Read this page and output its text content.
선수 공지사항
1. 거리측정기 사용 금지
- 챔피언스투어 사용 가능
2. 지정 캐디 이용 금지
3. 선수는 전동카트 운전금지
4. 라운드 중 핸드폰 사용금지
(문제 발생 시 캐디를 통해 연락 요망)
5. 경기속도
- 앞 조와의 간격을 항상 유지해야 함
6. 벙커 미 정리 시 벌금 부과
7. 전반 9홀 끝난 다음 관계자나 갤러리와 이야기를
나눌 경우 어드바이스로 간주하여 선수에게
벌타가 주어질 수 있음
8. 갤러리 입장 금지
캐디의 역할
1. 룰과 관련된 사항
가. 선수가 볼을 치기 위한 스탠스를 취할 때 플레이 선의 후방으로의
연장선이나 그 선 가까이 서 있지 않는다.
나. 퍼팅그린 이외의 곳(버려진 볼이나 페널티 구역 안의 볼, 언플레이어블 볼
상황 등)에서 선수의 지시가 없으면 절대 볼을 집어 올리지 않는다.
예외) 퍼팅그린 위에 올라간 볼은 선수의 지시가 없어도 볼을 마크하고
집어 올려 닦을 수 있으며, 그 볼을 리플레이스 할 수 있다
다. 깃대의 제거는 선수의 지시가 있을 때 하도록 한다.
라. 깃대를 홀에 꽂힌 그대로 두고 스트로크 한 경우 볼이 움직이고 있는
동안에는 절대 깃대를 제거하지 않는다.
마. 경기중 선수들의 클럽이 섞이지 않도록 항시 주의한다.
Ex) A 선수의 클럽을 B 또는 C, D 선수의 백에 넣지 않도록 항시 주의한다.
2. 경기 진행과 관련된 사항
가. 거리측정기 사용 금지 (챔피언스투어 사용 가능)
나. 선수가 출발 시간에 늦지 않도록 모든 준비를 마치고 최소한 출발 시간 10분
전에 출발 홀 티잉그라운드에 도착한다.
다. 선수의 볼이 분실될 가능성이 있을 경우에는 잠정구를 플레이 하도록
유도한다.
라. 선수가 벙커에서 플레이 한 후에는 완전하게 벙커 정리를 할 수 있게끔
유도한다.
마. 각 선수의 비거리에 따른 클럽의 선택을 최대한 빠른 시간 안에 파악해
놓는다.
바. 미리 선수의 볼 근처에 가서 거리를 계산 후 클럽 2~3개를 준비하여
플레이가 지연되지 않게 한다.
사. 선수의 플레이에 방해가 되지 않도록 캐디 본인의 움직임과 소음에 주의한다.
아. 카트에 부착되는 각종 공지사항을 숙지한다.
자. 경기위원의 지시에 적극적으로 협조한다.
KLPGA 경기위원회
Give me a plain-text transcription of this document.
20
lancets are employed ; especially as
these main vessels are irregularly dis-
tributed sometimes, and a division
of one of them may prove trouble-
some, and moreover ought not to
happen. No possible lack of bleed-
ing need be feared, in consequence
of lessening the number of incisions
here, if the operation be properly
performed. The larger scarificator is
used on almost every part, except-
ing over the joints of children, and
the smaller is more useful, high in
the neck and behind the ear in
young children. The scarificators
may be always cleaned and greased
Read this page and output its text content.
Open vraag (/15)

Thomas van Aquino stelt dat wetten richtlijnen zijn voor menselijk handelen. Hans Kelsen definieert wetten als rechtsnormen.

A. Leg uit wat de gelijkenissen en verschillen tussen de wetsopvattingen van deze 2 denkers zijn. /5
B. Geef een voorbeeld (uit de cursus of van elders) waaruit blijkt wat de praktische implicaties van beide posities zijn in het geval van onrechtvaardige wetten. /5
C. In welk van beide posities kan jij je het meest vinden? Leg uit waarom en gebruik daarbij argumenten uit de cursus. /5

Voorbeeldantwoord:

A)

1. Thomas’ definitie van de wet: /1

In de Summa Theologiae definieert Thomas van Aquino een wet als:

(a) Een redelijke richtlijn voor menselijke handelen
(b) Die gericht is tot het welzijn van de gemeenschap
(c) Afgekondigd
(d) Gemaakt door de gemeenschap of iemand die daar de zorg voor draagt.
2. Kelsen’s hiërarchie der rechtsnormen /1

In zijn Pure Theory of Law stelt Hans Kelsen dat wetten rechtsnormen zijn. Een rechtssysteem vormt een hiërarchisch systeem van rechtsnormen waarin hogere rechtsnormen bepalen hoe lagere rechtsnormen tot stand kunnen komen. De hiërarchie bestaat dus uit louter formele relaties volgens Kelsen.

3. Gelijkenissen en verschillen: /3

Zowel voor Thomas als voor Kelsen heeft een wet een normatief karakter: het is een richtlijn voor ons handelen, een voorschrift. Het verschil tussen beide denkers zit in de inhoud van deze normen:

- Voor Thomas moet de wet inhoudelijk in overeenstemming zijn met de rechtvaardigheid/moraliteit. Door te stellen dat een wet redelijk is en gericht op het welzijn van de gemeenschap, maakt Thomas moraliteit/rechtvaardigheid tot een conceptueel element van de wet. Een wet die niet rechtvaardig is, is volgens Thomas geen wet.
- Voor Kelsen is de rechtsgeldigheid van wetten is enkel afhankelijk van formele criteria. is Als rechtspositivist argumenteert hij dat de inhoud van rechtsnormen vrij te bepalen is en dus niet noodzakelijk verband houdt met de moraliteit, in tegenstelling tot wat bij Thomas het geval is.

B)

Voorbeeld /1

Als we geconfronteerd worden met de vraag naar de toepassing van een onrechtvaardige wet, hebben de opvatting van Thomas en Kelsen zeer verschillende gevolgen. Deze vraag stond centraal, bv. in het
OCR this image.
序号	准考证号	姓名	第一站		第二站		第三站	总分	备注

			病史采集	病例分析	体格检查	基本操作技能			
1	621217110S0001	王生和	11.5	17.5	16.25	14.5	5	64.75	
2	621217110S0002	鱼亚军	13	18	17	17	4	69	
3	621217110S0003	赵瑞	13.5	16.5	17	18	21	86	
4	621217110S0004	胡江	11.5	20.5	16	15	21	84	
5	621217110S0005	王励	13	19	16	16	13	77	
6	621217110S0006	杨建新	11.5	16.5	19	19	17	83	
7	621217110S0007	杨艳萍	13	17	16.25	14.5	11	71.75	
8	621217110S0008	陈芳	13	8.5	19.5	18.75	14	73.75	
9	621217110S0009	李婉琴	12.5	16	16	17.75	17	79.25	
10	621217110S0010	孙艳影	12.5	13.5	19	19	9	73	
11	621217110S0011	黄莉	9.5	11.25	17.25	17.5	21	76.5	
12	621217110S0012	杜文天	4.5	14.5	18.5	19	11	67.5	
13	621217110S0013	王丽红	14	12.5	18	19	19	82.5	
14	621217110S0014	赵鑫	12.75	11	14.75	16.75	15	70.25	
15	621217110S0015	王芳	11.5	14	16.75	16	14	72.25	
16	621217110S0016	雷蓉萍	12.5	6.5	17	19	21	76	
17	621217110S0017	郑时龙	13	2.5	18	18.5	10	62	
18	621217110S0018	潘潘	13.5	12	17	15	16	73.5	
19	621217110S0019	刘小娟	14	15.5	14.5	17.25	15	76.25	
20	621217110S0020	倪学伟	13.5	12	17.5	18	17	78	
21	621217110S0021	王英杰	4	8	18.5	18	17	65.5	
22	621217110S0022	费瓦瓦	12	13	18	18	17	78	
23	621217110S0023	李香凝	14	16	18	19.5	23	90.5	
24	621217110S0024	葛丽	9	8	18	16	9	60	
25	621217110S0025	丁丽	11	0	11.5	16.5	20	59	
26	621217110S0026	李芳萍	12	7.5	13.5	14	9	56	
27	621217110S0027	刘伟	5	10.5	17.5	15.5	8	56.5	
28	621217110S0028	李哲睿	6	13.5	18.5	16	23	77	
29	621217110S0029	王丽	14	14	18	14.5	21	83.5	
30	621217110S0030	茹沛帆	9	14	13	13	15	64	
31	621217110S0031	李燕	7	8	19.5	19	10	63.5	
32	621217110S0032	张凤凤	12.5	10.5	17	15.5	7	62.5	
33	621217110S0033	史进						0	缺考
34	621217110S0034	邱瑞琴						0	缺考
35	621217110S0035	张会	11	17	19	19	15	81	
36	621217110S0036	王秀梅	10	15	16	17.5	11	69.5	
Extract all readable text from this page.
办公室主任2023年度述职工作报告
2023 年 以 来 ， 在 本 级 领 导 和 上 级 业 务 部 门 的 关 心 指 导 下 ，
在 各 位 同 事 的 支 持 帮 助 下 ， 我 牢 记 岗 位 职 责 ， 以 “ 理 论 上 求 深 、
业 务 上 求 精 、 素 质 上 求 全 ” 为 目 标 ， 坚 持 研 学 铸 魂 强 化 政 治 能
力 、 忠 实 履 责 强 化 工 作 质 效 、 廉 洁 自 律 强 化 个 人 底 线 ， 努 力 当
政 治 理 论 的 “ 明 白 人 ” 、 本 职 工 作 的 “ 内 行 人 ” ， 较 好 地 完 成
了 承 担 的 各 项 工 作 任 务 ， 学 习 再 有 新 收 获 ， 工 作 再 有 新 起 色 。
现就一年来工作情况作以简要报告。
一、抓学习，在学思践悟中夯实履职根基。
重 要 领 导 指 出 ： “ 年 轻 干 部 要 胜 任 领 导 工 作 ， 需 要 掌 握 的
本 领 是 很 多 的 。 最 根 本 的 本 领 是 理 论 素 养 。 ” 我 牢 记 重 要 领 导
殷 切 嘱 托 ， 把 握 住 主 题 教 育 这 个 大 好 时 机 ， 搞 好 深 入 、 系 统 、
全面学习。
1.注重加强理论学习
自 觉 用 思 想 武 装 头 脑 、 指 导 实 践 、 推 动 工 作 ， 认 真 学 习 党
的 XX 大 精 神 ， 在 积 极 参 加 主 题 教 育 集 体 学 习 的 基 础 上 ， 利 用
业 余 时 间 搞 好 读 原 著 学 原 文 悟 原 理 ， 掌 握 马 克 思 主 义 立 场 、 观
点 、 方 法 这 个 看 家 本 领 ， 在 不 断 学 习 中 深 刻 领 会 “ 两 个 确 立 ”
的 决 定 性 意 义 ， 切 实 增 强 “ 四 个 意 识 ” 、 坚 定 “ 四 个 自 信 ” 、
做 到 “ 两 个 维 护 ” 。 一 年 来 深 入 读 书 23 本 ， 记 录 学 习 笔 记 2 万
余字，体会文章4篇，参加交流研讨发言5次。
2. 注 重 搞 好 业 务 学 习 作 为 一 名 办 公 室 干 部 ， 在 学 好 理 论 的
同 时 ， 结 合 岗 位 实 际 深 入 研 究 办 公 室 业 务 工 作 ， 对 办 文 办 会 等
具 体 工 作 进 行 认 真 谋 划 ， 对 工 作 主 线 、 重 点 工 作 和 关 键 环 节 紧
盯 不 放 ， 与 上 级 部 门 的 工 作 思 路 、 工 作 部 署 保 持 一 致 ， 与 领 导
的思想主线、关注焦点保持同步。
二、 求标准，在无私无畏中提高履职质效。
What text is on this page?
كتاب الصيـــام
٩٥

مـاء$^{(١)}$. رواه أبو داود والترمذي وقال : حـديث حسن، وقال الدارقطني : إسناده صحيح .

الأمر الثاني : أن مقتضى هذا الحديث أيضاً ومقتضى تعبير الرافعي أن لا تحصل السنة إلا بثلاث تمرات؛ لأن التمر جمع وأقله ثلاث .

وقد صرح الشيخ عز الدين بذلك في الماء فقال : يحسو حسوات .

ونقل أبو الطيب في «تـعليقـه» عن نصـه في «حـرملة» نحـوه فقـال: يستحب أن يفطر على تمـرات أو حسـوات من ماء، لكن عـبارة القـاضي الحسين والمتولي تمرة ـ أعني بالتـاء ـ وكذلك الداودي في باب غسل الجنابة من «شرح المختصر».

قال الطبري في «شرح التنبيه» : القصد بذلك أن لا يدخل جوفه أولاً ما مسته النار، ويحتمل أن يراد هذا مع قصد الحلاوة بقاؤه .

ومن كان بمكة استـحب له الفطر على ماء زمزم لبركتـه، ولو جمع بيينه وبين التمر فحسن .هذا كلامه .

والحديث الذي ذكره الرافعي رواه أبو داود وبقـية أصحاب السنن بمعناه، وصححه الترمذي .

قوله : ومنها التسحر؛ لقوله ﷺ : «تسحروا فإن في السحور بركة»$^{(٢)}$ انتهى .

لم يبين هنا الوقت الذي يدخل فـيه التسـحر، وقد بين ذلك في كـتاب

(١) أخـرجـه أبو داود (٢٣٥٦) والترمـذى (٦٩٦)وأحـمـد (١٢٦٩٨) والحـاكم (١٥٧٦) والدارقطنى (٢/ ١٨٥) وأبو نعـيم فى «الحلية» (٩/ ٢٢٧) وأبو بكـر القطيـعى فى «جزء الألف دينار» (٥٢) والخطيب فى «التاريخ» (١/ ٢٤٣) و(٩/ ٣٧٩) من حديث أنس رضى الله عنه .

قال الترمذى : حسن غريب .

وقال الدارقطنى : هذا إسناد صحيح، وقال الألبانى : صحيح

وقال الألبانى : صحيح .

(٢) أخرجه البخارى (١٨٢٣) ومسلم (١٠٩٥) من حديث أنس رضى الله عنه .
++++++++++++++++++++
Provide the number of lines in these entries that hold the word "챔피언스투어", without any accompanying text.

2